▶ _Exercise aim_
Render the data as a Markdown table with the columns "Row" and "Line," starting at the first line and ending at the line that contains "colorbar-swatch <box>966 589 1006 599</box>", both included. Give each nonblank line its own row, numbered in order.

-- start of Exercise data --

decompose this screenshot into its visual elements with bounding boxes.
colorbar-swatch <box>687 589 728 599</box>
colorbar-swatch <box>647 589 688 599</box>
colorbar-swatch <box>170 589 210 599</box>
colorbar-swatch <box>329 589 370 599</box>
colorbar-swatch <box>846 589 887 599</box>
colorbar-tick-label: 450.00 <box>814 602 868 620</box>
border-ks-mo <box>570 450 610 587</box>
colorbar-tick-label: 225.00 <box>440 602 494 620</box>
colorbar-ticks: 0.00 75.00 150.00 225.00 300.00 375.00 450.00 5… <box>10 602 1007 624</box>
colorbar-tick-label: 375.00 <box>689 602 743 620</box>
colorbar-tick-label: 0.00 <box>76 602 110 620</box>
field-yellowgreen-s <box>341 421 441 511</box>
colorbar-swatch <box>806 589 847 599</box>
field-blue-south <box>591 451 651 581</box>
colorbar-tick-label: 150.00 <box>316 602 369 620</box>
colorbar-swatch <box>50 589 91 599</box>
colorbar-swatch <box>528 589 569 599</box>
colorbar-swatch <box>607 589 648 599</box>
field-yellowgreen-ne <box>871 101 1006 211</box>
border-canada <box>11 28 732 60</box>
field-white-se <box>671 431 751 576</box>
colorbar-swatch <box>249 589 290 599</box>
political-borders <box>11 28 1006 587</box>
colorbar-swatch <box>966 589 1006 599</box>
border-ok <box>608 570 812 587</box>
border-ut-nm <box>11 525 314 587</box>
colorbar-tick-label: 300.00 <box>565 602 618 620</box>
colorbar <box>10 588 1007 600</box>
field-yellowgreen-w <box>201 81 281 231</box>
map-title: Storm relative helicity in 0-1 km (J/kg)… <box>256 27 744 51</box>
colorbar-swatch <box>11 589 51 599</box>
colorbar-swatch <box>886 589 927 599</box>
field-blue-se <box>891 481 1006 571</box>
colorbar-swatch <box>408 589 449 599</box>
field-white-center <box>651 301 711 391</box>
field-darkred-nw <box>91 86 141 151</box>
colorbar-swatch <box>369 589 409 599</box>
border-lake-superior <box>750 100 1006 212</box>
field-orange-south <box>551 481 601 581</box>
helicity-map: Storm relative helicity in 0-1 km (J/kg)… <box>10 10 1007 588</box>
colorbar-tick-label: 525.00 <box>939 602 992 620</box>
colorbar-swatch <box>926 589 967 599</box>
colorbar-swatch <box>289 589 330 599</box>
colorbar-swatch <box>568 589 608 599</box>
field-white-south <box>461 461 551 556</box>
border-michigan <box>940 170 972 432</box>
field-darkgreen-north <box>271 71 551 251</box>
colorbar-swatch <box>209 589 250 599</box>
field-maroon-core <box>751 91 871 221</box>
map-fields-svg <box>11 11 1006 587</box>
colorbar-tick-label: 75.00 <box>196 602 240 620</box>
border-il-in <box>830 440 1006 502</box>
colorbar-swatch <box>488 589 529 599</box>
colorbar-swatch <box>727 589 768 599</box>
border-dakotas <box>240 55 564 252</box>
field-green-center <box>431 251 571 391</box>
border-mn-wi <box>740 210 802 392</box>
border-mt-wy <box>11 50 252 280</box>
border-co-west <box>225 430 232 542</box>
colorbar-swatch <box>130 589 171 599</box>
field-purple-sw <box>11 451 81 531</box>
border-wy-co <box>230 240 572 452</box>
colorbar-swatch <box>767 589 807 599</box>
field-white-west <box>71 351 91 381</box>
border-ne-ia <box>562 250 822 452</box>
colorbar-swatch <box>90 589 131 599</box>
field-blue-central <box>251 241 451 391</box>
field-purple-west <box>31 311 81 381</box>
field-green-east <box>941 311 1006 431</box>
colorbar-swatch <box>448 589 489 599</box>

-- end of Exercise data --

▶ _Task solution_
| Row | Line |
|---|---|
| 1 | decompose this screenshot into its visual elements with bounding boxes. |
| 2 | colorbar-swatch <box>687 589 728 599</box> |
| 3 | colorbar-swatch <box>647 589 688 599</box> |
| 4 | colorbar-swatch <box>170 589 210 599</box> |
| 5 | colorbar-swatch <box>329 589 370 599</box> |
| 6 | colorbar-swatch <box>846 589 887 599</box> |
| 7 | colorbar-tick-label: 450.00 <box>814 602 868 620</box> |
| 8 | border-ks-mo <box>570 450 610 587</box> |
| 9 | colorbar-tick-label: 225.00 <box>440 602 494 620</box> |
| 10 | colorbar-ticks: 0.00 75.00 150.00 225.00 300.00 375.00 450.00 5… <box>10 602 1007 624</box> |
| 11 | colorbar-tick-label: 375.00 <box>689 602 743 620</box> |
| 12 | colorbar-tick-label: 0.00 <box>76 602 110 620</box> |
| 13 | field-yellowgreen-s <box>341 421 441 511</box> |
| 14 | colorbar-swatch <box>806 589 847 599</box> |
| 15 | field-blue-south <box>591 451 651 581</box> |
| 16 | colorbar-tick-label: 150.00 <box>316 602 369 620</box> |
| 17 | colorbar-swatch <box>50 589 91 599</box> |
| 18 | colorbar-swatch <box>528 589 569 599</box> |
| 19 | colorbar-swatch <box>607 589 648 599</box> |
| 20 | field-yellowgreen-ne <box>871 101 1006 211</box> |
| 21 | border-canada <box>11 28 732 60</box> |
| 22 | field-white-se <box>671 431 751 576</box> |
| 23 | colorbar-swatch <box>249 589 290 599</box> |
| 24 | political-borders <box>11 28 1006 587</box> |
| 25 | colorbar-swatch <box>966 589 1006 599</box> |